• Prompt:
Would you set down every entry shown below, precisely as written?

>> BEGIN Stored rows

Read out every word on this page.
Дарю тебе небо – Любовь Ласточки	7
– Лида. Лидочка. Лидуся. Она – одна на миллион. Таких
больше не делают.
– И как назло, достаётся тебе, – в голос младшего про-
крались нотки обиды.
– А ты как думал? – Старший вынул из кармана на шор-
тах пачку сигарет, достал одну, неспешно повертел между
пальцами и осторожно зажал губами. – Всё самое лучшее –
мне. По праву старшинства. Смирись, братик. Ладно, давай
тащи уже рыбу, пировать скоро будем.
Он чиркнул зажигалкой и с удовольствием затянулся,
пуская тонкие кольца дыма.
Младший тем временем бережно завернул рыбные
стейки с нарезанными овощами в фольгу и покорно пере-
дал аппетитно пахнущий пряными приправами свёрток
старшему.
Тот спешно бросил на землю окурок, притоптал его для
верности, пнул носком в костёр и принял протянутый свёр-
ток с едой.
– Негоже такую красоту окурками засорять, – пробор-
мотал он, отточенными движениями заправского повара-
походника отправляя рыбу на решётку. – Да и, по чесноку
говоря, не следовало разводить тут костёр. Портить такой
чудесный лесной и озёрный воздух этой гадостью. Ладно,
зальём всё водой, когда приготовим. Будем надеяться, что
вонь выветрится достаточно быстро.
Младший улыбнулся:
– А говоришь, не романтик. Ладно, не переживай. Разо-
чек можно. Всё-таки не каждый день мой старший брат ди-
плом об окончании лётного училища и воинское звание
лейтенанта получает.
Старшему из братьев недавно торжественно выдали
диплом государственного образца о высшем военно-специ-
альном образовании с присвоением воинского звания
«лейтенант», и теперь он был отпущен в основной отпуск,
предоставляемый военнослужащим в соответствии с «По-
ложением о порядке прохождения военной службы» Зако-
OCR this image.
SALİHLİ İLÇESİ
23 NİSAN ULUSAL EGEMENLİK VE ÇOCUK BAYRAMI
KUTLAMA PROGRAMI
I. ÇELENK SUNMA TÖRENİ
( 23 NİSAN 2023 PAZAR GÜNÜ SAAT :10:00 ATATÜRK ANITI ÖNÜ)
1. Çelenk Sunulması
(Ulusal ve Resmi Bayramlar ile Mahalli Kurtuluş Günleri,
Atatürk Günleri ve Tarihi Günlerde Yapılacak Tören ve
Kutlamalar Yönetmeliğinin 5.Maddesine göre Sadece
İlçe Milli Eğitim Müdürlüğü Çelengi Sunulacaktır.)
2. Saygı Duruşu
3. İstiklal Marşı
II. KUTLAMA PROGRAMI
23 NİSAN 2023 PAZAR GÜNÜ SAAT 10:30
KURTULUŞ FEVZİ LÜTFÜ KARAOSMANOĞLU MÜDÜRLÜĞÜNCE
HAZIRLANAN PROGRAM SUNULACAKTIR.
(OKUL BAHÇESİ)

>> END Stored rows

• Correct result:
Read out every word on this page.
Дарю тебе небо – Любовь Ласточки	7
– Лида. Лидочка. Лидуся. Она – одна на миллион. Таких
больше не делают.
– И как назло, достаётся тебе, – в голос младшего про-
крались нотки обиды.
– А ты как думал? – Старший вынул из кармана на шор-
тах пачку сигарет, достал одну, неспешно повертел между
пальцами и осторожно зажал губами. – Всё самое лучшее –
мне. По праву старшинства. Смирись, братик. Ладно, давай
тащи уже рыбу, пировать скоро будем.
Он чиркнул зажигалкой и с удовольствием затянулся,
пуская тонкие кольца дыма.
Младший тем временем бережно завернул рыбные
стейки с нарезанными овощами в фольгу и покорно пере-
дал аппетитно пахнущий пряными приправами свёрток
старшему.
Тот спешно бросил на землю окурок, притоптал его для
верности, пнул носком в костёр и принял протянутый свёр-
ток с едой.
– Негоже такую красоту окурками засорять, – пробор-
мотал он, отточенными движениями заправского повара-
походника отправляя рыбу на решётку. – Да и, по чесноку
говоря, не следовало разводить тут костёр. Портить такой
чудесный лесной и озёрный воздух этой гадостью. Ладно,
зальём всё водой, когда приготовим. Будем надеяться, что
вонь выветрится достаточно быстро.
Младший улыбнулся:
– А говоришь, не романтик. Ладно, не переживай. Разо-
чек можно. Всё-таки не каждый день мой старший брат ди-
плом об окончании лётного училища и воинское звание
лейтенанта получает.
Старшему из братьев недавно торжественно выдали
диплом государственного образца о высшем военно-специ-
альном образовании с присвоением воинского звания
«лейтенант», и теперь он был отпущен в основной отпуск,
предоставляемый военнослужащим в соответствии с «По-
ложением о порядке прохождения военной службы» Зако-
OCR this image.
SALİHLİ İLÇESİ
23 NİSAN ULUSAL EGEMENLİK VE ÇOCUK BAYRAMI
KUTLAMA PROGRAMI
I. ÇELENK SUNMA TÖRENİ
( 23 NİSAN 2023 PAZAR GÜNÜ SAAT :10:00 ATATÜRK ANITI ÖNÜ)
1. Çelenk Sunulması
(Ulusal ve Resmi Bayramlar ile Mahalli Kurtuluş Günleri,
Atatürk Günleri ve Tarihi Günlerde Yapılacak Tören ve
Kutlamalar Yönetmeliğinin 5.Maddesine göre Sadece
İlçe Milli Eğitim Müdürlüğü Çelengi Sunulacaktır.)
2. Saygı Duruşu
3. İstiklal Marşı
II. KUTLAMA PROGRAMI
23 NİSAN 2023 PAZAR GÜNÜ SAAT 10:30
KURTULUŞ FEVZİ LÜTFÜ KARAOSMANOĞLU MÜDÜRLÜĞÜNCE
HAZIRLANAN PROGRAM SUNULACAKTIR.
(OKUL BAHÇESİ)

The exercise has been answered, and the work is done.